··· SOURCE DATA ···

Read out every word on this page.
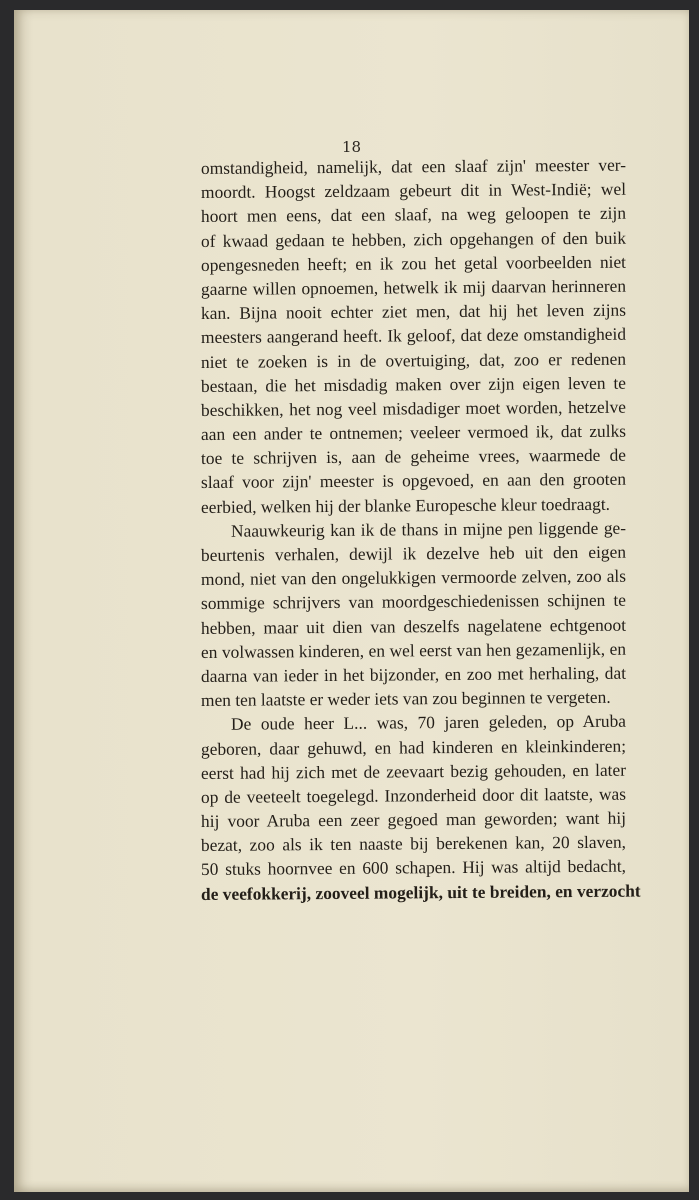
18
omstandigheid, namelijk, dat een slaaf zijn' meester ver-
moordt. Hoogst zeldzaam gebeurt dit in West-Indië; wel
hoort men eens, dat een slaaf, na weg geloopen te zijn
of kwaad gedaan te hebben, zich opgehangen of den buik
opengesneden heeft; en ik zou het getal voorbeelden niet
gaarne willen opnoemen, hetwelk ik mij daarvan herinneren
kan. Bijna nooit echter ziet men, dat hij het leven zijns
meesters aangerand heeft. Ik geloof, dat deze omstandigheid
niet te zoeken is in de overtuiging, dat, zoo er redenen
bestaan, die het misdadig maken over zijn eigen leven te
beschikken, het nog veel misdadiger moet worden, hetzelve
aan een ander te ontnemen; veeleer vermoed ik, dat zulks
toe te schrijven is, aan de geheime vrees, waarmede de
slaaf voor zijn' meester is opgevoed, en aan den grooten
eerbied, welken hij der blanke Europesche kleur toedraagt.
Naauwkeurig kan ik de thans in mijne pen liggende ge-
beurtenis verhalen, dewijl ik dezelve heb uit den eigen
mond, niet van den ongelukkigen vermoorde zelven, zoo als
sommige schrijvers van moordgeschiedenissen schijnen te
hebben, maar uit dien van deszelfs nagelatene echtgenoot
en volwassen kinderen, en wel eerst van hen gezamenlijk, en
daarna van ieder in het bijzonder, en zoo met herhaling, dat
men ten laatste er weder iets van zou beginnen te vergeten.
De oude heer L... was, 70 jaren geleden, op Aruba
geboren, daar gehuwd, en had kinderen en kleinkinderen;
eerst had hij zich met de zeevaart bezig gehouden, en later
op de veeteelt toegelegd. Inzonderheid door dit laatste, was
hij voor Aruba een zeer gegoed man geworden; want hij
bezat, zoo als ik ten naaste bij berekenen kan, 20 slaven,
50 stuks hoornvee en 600 schapen. Hij was altijd bedacht,
de veefokkerij, zooveel mogelijk, uit te breiden, en verzocht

···

§ TASK BRIEF:
Quote the records above in full, dropping each picture.

§ WRITTEN ANSWER:
Read out every word on this page.
18
omstandigheid, namelijk, dat een slaaf zijn' meester ver-
moordt. Hoogst zeldzaam gebeurt dit in West-Indië; wel
hoort men eens, dat een slaaf, na weg geloopen te zijn
of kwaad gedaan te hebben, zich opgehangen of den buik
opengesneden heeft; en ik zou het getal voorbeelden niet
gaarne willen opnoemen, hetwelk ik mij daarvan herinneren
kan. Bijna nooit echter ziet men, dat hij het leven zijns
meesters aangerand heeft. Ik geloof, dat deze omstandigheid
niet te zoeken is in de overtuiging, dat, zoo er redenen
bestaan, die het misdadig maken over zijn eigen leven te
beschikken, het nog veel misdadiger moet worden, hetzelve
aan een ander te ontnemen; veeleer vermoed ik, dat zulks
toe te schrijven is, aan de geheime vrees, waarmede de
slaaf voor zijn' meester is opgevoed, en aan den grooten
eerbied, welken hij der blanke Europesche kleur toedraagt.
Naauwkeurig kan ik de thans in mijne pen liggende ge-
beurtenis verhalen, dewijl ik dezelve heb uit den eigen
mond, niet van den ongelukkigen vermoorde zelven, zoo als
sommige schrijvers van moordgeschiedenissen schijnen te
hebben, maar uit dien van deszelfs nagelatene echtgenoot
en volwassen kinderen, en wel eerst van hen gezamenlijk, en
daarna van ieder in het bijzonder, en zoo met herhaling, dat
men ten laatste er weder iets van zou beginnen te vergeten.
De oude heer L... was, 70 jaren geleden, op Aruba
geboren, daar gehuwd, en had kinderen en kleinkinderen;
eerst had hij zich met de zeevaart bezig gehouden, en later
op de veeteelt toegelegd. Inzonderheid door dit laatste, was
hij voor Aruba een zeer gegoed man geworden; want hij
bezat, zoo als ik ten naaste bij berekenen kan, 20 slaven,
50 stuks hoornvee en 600 schapen. Hij was altijd bedacht,
de veefokkerij, zooveel mogelijk, uit te breiden, en verzocht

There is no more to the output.